__Aufgabe__
Schreib den Textauszug über Bio- und regionale Lebensmittel nach seinem letzten Satz weiter.

__Textauszug__

────────

Ein Ausweg? Bio und Regional
Wer Bio- und regionale Lebensmittel einkauft, tut sich nicht nur für seine Ernährungsgesundheit und die seiner Familie etwas Gutes, sondern auch für die Nutztiere in unserer Region, haben die doch wesentlich bessere vorgeschriebene und überwachte Lebensbedingungen in der Bio-Landwirtschaft als in der konventionellen Landwirtschaft. Auch wenn ausdrücklich gesagt sein soll, dass viele kleinere bäuerliche Betriebe abseits von Bio auch tiergerechtere Standards leisten. Aber vorgeschrieben und überwacht sind sie dahingehend nicht. Zusätzlich ist Bio-Landwirtschaft naturnähere Landwirtschaft und muss nicht nur auf bestimmtes Futter für die Tiere verzichten, sondern auch auf bestimmte Düngemittel und Medikamente. Das hilft unserem Boden und schützt unser Trinkwasser wie auch das Klima. Für den Ackerbau gilt das gleichermaßen. Tatsächlich werden aber die meisten Bio-Produkte nicht als regionale Produkte verkauft, wie (noch) die Ländle-Bio-Milch, sondern über die großen Eigenmarken der Lebensmittelketten. Das könnte eine vertane Chance sein.

────────

__Inhalt der Einträge__
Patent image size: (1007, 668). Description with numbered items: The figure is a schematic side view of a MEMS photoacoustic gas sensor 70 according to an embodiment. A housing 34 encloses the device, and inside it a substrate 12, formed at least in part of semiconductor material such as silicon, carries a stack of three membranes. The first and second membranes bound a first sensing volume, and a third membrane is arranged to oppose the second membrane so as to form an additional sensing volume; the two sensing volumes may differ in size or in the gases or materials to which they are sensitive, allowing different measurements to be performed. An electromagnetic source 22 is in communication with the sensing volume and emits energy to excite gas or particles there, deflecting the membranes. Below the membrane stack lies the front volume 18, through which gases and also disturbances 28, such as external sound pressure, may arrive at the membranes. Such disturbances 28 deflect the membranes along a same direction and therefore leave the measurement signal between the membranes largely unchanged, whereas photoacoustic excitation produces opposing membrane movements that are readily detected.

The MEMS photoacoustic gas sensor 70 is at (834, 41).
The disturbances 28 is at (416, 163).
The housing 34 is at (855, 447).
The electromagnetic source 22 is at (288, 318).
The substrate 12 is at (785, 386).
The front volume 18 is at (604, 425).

────────

__Deine Antwort__
Regionale Produkte sichern regionale wirtschaftliche und soziale Strukturen
Dass regional produzierte Lebensmittel mit kürzeren Transportwegen klimaschonender sind, versteht sich von selbst. Dass hinter kurzen Transportwegen auch weniger „Konservierung“ der Lebensmittel auf Kosten der Frische nötig sind, auch. Dass bei regionalen Produkten kleine, in der Region ansässige landwirtschaftliche Betriebe ihr wirtschaftliches (Über-)Leben erst sichern können, ebenso. Und dahinter stehen Arbeitsplätze für die regionale Bevölkerung mit Steuer- und Sozialversicherungsabgaben, ohne auf die Landschaftspflege und die Ernährungssicherheit zu vergessen. Dass regional und biologisch erzeugte Lebensmittel für die Natur, die Gesundheit und regionale Strukturen das Optimum sind, sollte jedem Konsumenten beim täglichen Einkauf bewusst sein.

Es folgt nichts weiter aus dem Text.